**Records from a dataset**
--- Start ---
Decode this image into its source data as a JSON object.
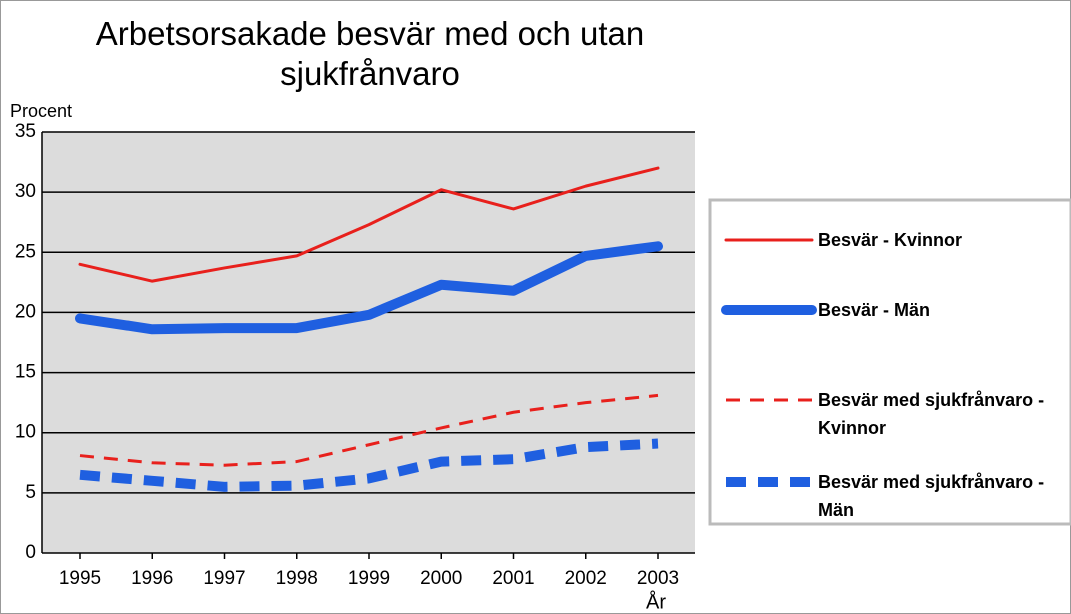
{
  "chart_data": {
    "type": "line",
    "title": "Arbetsorsakade besvär med och utan sjukfrånvaro",
    "y_label": "Procent",
    "x_label": "År",
    "categories": [
      "1995",
      "1996",
      "1997",
      "1998",
      "1999",
      "2000",
      "2001",
      "2002",
      "2003"
    ],
    "series": [
      {
        "name": "Besvär - Kvinnor",
        "color": "#e8201c",
        "line_style": "solid",
        "values": [
          24.0,
          22.6,
          23.7,
          24.7,
          27.3,
          30.2,
          28.6,
          30.5,
          32.0
        ]
      },
      {
        "name": "Besvär - Män",
        "color": "#1f5fe0",
        "line_style": "solid",
        "values": [
          19.5,
          18.6,
          18.7,
          18.7,
          19.8,
          22.3,
          21.8,
          24.7,
          25.5
        ]
      },
      {
        "name": "Besvär med sjukfrånvaro - Kvinnor",
        "color": "#e8201c",
        "line_style": "dashed",
        "values": [
          8.1,
          7.5,
          7.3,
          7.6,
          9.0,
          10.4,
          11.7,
          12.5,
          13.1
        ]
      },
      {
        "name": "Besvär med sjukfrånvaro - Män",
        "color": "#1f5fe0",
        "line_style": "dashed",
        "values": [
          6.5,
          6.0,
          5.5,
          5.6,
          6.2,
          7.6,
          7.8,
          8.8,
          9.1
        ]
      }
    ],
    "ylim": [
      0,
      35
    ],
    "yticks": [
      0,
      5,
      10,
      15,
      20,
      25,
      30,
      35
    ],
    "grid": true,
    "legend": "right"
  }
}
--- End ---
**Written problem**
Go through the entries above and output them exactly, without pictures.

**Result below**
Decode this image into its source data as a JSON object.
{
  "chart_data": {
    "type": "line",
    "title": "Arbetsorsakade besvär med och utan sjukfrånvaro",
    "y_label": "Procent",
    "x_label": "År",
    "categories": [
      "1995",
      "1996",
      "1997",
      "1998",
      "1999",
      "2000",
      "2001",
      "2002",
      "2003"
    ],
    "series": [
      {
        "name": "Besvär - Kvinnor",
        "color": "#e8201c",
        "line_style": "solid",
        "values": [
          24.0,
          22.6,
          23.7,
          24.7,
          27.3,
          30.2,
          28.6,
          30.5,
          32.0
        ]
      },
      {
        "name": "Besvär - Män",
        "color": "#1f5fe0",
        "line_style": "solid",
        "values": [
          19.5,
          18.6,
          18.7,
          18.7,
          19.8,
          22.3,
          21.8,
          24.7,
          25.5
        ]
      },
      {
        "name": "Besvär med sjukfrånvaro - Kvinnor",
        "color": "#e8201c",
        "line_style": "dashed",
        "values": [
          8.1,
          7.5,
          7.3,
          7.6,
          9.0,
          10.4,
          11.7,
          12.5,
          13.1
        ]
      },
      {
        "name": "Besvär med sjukfrånvaro - Män",
        "color": "#1f5fe0",
        "line_style": "dashed",
        "values": [
          6.5,
          6.0,
          5.5,
          5.6,
          6.2,
          7.6,
          7.8,
          8.8,
          9.1
        ]
      }
    ],
    "ylim": [
      0,
      35
    ],
    "yticks": [
      0,
      5,
      10,
      15,
      20,
      25,
      30,
      35
    ],
    "grid": true,
    "legend": "right"
  }
}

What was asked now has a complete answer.